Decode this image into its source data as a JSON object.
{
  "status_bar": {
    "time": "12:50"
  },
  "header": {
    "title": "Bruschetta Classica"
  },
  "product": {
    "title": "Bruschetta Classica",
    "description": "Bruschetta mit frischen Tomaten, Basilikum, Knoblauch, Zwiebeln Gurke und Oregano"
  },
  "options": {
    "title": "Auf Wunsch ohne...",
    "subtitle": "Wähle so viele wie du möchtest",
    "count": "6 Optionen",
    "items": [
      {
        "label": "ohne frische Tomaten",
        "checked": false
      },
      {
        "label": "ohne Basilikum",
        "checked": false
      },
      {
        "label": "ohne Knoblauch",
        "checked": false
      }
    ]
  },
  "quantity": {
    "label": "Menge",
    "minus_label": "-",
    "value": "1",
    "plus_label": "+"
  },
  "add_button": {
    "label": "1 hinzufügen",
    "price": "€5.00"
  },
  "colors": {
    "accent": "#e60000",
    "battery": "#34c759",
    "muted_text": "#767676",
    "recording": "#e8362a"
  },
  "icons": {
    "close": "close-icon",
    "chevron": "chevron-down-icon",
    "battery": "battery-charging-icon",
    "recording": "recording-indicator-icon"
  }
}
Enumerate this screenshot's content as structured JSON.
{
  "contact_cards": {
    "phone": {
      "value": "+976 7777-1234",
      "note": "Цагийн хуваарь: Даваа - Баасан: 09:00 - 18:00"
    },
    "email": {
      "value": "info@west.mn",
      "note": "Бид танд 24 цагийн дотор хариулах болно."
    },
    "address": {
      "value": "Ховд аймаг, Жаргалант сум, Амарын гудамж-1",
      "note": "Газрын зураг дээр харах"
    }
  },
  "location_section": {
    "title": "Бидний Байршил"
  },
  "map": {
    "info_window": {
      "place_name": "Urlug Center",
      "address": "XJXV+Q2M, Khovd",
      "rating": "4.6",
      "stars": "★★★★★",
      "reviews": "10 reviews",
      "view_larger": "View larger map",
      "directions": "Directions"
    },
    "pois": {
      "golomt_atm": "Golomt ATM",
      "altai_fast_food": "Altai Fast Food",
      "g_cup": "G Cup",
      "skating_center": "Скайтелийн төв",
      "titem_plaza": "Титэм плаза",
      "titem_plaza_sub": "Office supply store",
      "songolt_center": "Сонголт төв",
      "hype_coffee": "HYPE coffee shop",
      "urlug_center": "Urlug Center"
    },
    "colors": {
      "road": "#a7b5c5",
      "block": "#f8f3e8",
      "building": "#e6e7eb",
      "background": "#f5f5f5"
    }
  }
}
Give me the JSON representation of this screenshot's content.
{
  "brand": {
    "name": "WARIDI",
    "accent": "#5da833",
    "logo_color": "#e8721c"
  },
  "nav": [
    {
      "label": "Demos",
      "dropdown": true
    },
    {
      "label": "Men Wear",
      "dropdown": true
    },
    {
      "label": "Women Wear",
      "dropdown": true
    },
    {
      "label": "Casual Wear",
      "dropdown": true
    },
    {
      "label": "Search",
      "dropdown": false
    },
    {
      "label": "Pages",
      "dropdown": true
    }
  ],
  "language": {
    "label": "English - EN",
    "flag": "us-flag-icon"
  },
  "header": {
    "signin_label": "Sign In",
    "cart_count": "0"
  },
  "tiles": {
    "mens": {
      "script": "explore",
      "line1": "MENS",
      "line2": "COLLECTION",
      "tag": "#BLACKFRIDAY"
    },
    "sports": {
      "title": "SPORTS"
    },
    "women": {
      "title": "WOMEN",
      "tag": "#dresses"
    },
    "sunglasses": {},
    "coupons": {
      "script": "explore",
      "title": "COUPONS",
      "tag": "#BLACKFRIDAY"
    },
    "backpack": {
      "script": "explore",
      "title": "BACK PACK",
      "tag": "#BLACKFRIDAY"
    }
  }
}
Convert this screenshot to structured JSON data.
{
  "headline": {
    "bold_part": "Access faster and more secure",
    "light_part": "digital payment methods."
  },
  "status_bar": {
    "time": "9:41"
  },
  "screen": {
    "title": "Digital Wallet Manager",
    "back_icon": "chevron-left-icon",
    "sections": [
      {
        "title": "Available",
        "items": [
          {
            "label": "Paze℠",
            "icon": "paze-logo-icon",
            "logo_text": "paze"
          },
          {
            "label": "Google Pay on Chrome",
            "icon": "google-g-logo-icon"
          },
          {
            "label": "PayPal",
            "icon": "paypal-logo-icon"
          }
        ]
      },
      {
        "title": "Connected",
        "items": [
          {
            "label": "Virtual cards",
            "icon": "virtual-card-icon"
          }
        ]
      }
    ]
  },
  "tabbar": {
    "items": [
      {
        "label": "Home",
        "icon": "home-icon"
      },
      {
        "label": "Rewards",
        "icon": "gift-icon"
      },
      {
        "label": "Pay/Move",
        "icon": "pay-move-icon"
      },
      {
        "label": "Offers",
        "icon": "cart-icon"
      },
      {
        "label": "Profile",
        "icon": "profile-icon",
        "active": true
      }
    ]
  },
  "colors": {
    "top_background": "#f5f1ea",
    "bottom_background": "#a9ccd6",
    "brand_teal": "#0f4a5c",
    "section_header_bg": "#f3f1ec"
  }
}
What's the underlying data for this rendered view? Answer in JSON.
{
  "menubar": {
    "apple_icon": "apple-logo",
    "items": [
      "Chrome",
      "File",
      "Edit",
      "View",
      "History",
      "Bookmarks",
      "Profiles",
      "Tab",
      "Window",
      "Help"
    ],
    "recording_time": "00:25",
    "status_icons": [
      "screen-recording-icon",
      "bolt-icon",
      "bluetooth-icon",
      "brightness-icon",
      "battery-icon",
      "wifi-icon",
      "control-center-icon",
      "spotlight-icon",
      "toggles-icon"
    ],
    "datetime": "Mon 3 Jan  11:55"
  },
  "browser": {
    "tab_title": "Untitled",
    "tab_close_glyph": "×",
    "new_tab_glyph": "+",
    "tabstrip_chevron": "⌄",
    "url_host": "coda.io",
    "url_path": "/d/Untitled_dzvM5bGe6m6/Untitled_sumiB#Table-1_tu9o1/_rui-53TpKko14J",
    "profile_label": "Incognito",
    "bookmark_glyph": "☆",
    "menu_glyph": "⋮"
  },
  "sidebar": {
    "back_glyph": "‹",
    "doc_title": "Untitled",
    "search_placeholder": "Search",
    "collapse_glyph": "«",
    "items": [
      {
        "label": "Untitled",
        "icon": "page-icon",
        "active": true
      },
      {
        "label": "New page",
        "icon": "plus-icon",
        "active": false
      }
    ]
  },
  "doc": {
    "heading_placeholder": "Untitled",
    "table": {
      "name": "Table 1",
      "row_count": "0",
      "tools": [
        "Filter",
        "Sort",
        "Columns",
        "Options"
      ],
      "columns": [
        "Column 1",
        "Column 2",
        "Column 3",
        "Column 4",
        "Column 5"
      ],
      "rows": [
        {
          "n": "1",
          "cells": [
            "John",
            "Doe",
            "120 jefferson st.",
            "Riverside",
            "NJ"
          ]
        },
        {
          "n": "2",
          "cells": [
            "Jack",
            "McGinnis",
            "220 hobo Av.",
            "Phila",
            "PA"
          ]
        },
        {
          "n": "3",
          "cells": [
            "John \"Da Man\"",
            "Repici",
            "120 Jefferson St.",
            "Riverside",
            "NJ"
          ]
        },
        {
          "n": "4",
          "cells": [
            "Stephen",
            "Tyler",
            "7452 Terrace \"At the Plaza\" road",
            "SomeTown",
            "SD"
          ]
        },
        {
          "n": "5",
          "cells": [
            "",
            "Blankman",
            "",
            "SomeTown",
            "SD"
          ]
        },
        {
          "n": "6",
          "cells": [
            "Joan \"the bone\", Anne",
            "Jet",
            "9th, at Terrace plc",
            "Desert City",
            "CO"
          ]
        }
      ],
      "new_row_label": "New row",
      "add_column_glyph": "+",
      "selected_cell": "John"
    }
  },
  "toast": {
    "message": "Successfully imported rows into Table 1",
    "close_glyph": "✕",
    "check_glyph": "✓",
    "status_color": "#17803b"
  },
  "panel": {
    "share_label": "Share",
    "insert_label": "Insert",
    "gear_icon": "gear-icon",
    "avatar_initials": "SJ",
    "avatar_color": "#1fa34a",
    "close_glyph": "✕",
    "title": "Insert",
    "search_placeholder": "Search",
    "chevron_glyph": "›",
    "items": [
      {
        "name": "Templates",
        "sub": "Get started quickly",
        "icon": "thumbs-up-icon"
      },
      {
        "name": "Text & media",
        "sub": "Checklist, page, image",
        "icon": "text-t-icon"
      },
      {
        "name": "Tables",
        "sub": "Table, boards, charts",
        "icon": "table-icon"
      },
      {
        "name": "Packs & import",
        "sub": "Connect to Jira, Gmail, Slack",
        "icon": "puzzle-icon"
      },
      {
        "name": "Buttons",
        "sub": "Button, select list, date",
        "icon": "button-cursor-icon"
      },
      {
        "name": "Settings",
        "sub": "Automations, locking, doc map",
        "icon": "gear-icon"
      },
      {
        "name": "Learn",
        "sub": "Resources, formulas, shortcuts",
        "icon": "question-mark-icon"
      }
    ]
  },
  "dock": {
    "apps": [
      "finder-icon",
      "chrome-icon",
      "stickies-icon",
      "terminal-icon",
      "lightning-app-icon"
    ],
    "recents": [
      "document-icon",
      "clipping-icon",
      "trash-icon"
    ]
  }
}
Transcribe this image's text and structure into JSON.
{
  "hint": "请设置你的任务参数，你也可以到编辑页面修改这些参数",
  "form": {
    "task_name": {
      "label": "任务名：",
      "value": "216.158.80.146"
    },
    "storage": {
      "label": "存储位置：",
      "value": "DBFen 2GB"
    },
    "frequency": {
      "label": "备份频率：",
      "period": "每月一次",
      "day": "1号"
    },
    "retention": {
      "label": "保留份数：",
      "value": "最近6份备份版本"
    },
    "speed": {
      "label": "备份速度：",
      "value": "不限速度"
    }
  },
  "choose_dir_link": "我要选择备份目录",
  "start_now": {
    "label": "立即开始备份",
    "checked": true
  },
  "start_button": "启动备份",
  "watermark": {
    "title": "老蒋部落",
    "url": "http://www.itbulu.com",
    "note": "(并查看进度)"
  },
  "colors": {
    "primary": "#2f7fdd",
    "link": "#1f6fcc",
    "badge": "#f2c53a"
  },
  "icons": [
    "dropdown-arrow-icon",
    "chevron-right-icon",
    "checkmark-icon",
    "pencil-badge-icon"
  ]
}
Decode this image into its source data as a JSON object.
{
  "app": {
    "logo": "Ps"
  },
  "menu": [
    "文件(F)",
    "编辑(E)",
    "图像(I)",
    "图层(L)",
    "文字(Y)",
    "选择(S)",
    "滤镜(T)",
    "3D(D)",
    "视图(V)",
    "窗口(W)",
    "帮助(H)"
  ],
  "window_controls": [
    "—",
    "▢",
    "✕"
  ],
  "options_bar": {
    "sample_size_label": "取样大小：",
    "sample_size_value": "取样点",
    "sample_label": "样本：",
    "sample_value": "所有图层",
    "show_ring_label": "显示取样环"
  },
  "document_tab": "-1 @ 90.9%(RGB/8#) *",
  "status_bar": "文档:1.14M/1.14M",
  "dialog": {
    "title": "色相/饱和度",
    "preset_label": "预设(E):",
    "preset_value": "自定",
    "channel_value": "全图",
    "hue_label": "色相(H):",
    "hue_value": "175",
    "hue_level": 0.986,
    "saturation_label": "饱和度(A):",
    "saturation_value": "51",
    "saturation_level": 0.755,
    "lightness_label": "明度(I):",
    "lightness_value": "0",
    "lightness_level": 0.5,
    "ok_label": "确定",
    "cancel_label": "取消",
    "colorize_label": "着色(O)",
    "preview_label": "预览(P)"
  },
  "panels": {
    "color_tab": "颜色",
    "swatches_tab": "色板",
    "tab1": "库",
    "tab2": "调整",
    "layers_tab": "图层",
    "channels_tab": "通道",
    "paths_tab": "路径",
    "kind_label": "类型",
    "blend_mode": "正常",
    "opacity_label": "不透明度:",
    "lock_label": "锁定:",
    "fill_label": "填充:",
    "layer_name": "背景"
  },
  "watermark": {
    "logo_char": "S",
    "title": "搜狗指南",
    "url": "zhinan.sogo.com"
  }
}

TASK INSTRUCTIONS. Gather each line of the listing containing the word "into" and show it.

RESPONSE TO THIS TASK.
Decode this image into its source data as a JSON object.
    "message": "Successfully imported rows into Table 1",
Transcribe this image's text and structure into JSON.
Decode this image into its source data as a JSON object.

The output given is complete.